Positioned as an alternative to China’s BRI, IMEC has been challenged by a dramatic geopolitical shock soon after its announcement. So far, only India and the UAE have taken initial steps by signing MoUs. The extent to which US President Donald Trump prioritizes the corridor will be crucial in determining its long-term relevance and success

April 02, 2025 / 08:48 IST
IMEC’s viability is crucial as it represents the only non-China trade corridor connecting India and Europe. (Representative image)

By Ayushi Saini

Launched on the sidelines of the G20 summit in New Delhi in 2023, the India-Middle East-Europe Economic Corridor (IMEC) was touted as a strategic alternative to China’s Belt and Road Initiative (BRI). Despite not having taken off yet, the corridor remains a focal point in global connectivity discussions, with India viewing it as a crucial link to Europe and the Middle East. With Washington’s policy stance toward Beijing becoming more hawkish, the political impetus for the creation of an alternative democratised version to BRI is high. However, certain key challenges persist: the strategic stability of West Asia, unclear sources and quantum of financing, and the question of state capacities in the creation of this viable alternative that aims to bulwark China’s heft in Asia.

Launched a decade apart, it is interesting to compare the somewhat contrasting fundamentals of IMEC vis-a-vis the BRI.

How do they differ?

BRI and IMEC are two major connectivity projects aimed at enhancing economic integration among their partner countries. While the BRI, launched unilaterally by China in 2013, has expanded its partnerships over time, IMEC is a minilateral initiative which was introduced in 2023 by a group of eight countries. Although both corridors share similar objectives, their scope, scale, and strategic implications differ significantly.

BRI is a geopolitical and geo-economic initiative that aims to develop infrastructure to enhance trade, transportation, and policy coordination across Asia, Europe, and Africa. It consists of two major components: the Silk Road Economic Belt and the 21st Century Maritime Silk Road, both of which are primarily focused on facilitating trade in goods. Beyond economic development, the BRI is widely regarded as a strategic tool for China’s global influence, particularly in regions such as Central Asia, where landlocked nations have embraced the initiative to overcome geographical constraints. However, the BRI has faced criticism for creating unsustainable debt burdens among participating countries. Many developing nations, heavily reliant on Chinese loans for large-scale infrastructure projects, risk long-term financial dependence on Beijing. For instance, the Hambantota Port in Sri Lanka is often cited as a case under BRI where debt distress led to Chinese control over strategic infrastructure.

EXERCISE SET
1: From the article on IMEC, extract the passage between "BRI and IMEC" and "implications differ significantly.", inclusive.
2: Using the article on IMEC, answer each question briefly.
(a) In what year did China launch the BRI?
(b) At which event was IMEC launched?
(c) Which two countries have so far signed MoUs on IMEC?
3: List every key challenge that the article on IMEC says still persists for the corridor.
The material after this point comes from a separate source.

GIVEN DATA
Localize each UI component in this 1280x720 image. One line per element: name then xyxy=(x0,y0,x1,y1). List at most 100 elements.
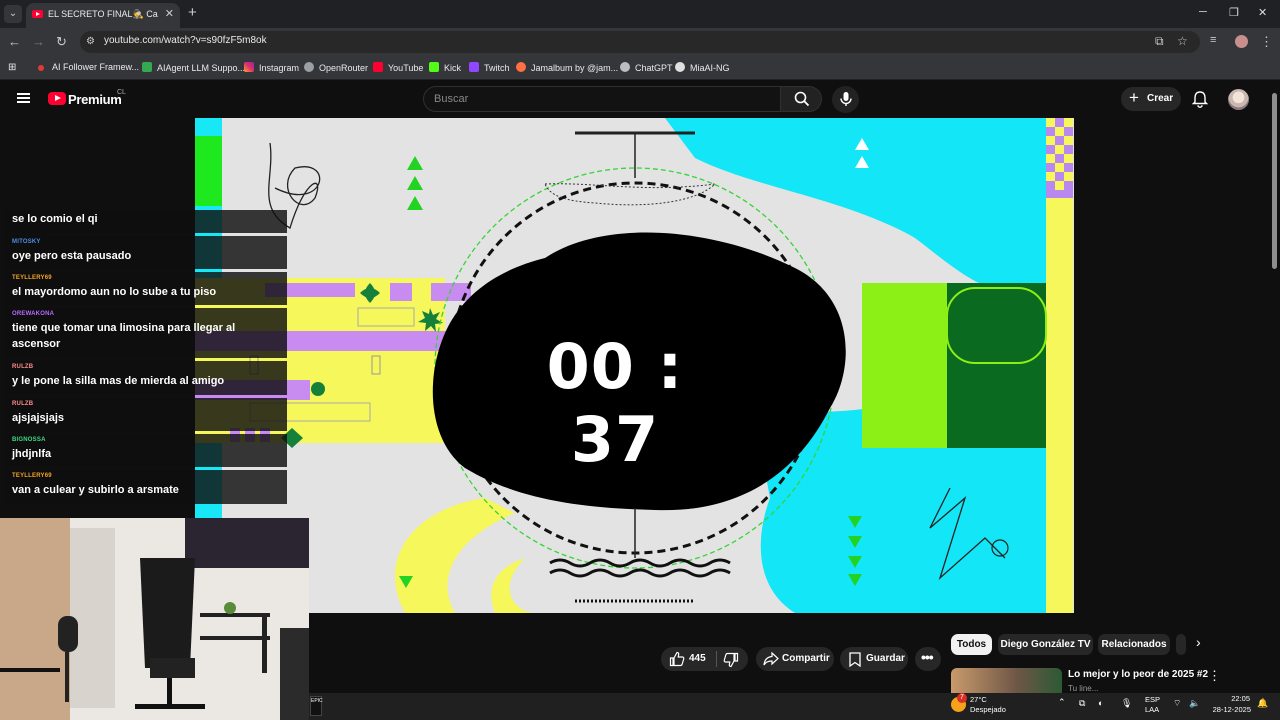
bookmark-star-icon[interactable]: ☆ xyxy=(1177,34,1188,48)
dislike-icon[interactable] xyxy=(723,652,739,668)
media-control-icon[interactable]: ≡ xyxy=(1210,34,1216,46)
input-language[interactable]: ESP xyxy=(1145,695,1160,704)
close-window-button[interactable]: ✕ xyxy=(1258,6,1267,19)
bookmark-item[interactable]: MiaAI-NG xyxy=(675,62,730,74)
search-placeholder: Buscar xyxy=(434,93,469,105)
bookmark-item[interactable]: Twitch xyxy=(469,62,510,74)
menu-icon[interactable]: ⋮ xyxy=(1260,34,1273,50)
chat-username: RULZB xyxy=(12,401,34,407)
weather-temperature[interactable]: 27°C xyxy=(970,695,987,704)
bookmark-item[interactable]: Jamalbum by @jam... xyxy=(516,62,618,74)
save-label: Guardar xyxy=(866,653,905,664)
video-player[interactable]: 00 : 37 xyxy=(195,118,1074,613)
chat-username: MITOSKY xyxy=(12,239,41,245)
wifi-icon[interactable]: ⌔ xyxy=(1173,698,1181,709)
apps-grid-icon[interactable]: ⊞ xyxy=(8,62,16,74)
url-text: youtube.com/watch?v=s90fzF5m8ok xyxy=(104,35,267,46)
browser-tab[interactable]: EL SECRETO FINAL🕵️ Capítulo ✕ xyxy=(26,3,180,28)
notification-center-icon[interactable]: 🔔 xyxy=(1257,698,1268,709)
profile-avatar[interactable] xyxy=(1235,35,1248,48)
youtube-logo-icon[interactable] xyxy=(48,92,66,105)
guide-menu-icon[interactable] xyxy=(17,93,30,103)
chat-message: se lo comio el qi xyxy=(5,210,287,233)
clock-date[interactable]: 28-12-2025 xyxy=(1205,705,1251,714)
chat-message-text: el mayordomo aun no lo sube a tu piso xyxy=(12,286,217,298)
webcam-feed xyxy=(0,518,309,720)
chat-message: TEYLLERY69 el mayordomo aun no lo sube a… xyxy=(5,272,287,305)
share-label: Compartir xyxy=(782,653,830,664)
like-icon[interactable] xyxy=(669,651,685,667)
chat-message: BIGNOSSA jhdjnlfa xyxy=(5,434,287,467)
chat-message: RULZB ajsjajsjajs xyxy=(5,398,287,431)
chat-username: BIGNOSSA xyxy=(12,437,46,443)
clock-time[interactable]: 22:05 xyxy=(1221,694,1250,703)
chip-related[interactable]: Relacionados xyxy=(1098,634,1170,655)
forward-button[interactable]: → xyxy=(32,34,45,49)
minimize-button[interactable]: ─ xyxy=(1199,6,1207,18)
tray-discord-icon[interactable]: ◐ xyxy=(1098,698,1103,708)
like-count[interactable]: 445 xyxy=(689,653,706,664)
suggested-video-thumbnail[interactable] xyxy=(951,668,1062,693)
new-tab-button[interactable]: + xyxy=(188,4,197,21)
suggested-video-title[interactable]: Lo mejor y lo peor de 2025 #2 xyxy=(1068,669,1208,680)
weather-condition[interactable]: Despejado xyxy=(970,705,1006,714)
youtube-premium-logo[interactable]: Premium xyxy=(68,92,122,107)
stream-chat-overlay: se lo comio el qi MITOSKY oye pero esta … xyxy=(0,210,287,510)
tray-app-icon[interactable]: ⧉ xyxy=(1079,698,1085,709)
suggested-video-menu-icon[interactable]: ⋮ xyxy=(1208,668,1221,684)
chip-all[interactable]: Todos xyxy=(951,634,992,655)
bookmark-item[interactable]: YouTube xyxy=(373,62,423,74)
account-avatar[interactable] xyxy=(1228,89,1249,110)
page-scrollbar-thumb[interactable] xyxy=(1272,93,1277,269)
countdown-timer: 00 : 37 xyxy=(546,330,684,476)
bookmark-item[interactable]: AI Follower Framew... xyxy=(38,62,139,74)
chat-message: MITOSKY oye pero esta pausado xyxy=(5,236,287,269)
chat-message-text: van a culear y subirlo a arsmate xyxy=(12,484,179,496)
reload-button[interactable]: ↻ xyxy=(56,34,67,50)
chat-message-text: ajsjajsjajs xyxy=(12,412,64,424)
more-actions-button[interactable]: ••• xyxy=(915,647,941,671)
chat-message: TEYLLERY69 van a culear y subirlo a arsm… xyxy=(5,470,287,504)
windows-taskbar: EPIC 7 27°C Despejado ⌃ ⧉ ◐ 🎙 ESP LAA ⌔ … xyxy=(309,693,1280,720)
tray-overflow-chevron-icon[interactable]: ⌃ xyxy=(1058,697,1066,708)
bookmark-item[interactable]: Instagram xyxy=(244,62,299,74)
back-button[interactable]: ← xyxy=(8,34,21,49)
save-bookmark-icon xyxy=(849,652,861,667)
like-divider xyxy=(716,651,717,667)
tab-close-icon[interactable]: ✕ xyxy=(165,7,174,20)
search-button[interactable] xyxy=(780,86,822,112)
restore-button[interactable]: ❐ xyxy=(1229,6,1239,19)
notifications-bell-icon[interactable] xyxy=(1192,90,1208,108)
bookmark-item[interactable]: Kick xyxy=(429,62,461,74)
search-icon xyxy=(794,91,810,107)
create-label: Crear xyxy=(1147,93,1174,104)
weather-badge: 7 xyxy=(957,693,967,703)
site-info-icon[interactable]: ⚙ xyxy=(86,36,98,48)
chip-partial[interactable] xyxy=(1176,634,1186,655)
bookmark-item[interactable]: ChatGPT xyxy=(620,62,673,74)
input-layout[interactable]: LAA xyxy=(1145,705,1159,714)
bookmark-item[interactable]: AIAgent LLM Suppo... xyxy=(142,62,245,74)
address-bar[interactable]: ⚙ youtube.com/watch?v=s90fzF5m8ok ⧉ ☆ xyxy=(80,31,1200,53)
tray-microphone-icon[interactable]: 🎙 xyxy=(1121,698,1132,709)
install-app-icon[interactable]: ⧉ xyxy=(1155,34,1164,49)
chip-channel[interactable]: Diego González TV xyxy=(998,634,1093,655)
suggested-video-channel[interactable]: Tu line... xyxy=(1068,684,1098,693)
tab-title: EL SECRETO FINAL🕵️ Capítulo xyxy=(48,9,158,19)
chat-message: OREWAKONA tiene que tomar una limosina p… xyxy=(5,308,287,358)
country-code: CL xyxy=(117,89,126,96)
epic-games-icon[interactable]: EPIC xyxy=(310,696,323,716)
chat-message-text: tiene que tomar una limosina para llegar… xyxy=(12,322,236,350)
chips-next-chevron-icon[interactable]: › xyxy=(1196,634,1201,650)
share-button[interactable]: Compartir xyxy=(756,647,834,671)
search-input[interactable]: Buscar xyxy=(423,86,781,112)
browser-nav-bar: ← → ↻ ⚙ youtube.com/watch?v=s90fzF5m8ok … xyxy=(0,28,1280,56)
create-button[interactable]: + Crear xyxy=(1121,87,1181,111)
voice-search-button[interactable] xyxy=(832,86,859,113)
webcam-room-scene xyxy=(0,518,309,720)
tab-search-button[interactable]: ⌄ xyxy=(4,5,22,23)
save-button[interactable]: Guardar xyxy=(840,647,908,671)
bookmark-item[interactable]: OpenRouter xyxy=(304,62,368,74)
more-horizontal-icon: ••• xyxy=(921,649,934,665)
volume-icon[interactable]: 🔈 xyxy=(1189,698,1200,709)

SOLUTIONS BELOW
1:
BRI and IMEC are two major connectivity projects aimed at enhancing economic integration among their partner countries. While the BRI, launched unilaterally by China in 2013, has expanded its partnerships over time, IMEC is a minilateral initiative which was introduced in 2023 by a group of eight countries. Although both corridors share similar objectives, their scope, scale, and strategic implications differ significantly.

2:
(a) 2013
(b) On the sidelines of the G20 summit in New Delhi in 2023
(c) India and the UAE

3:
- The strategic stability of West Asia
- Unclear sources and quantum of financing
- The question of state capacities in creating this viable alternative